◆ RECORD EXCERPTS ◆
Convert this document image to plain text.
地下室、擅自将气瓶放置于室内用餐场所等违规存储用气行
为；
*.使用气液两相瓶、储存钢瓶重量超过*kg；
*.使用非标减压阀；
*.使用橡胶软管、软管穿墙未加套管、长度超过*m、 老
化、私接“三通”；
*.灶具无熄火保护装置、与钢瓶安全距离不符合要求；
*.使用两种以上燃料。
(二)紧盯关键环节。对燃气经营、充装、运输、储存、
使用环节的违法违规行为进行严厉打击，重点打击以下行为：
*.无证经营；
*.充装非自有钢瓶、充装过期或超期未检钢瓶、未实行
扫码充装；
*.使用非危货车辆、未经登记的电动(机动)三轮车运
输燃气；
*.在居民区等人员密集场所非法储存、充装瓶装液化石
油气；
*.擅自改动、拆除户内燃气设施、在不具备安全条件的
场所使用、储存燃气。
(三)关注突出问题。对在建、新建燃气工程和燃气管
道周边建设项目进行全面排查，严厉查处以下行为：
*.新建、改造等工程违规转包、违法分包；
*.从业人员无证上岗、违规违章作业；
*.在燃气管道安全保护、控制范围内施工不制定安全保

◆ WORK TO DO ◆
Reproduce the data, keeping every line exactly the same.

◆ RESPONSE ◆
Convert this document image to plain text.
地下室、擅自将气瓶放置于室内用餐场所等违规存储用气行
为；
*.使用气液两相瓶、储存钢瓶重量超过*kg；
*.使用非标减压阀；
*.使用橡胶软管、软管穿墙未加套管、长度超过*m、 老
化、私接“三通”；
*.灶具无熄火保护装置、与钢瓶安全距离不符合要求；
*.使用两种以上燃料。
(二)紧盯关键环节。对燃气经营、充装、运输、储存、
使用环节的违法违规行为进行严厉打击，重点打击以下行为：
*.无证经营；
*.充装非自有钢瓶、充装过期或超期未检钢瓶、未实行
扫码充装；
*.使用非危货车辆、未经登记的电动(机动)三轮车运
输燃气；
*.在居民区等人员密集场所非法储存、充装瓶装液化石
油气；
*.擅自改动、拆除户内燃气设施、在不具备安全条件的
场所使用、储存燃气。
(三)关注突出问题。对在建、新建燃气工程和燃气管
道周边建设项目进行全面排查，严厉查处以下行为：
*.新建、改造等工程违规转包、违法分包；
*.从业人员无证上岗、违规违章作业；
*.在燃气管道安全保护、控制范围内施工不制定安全保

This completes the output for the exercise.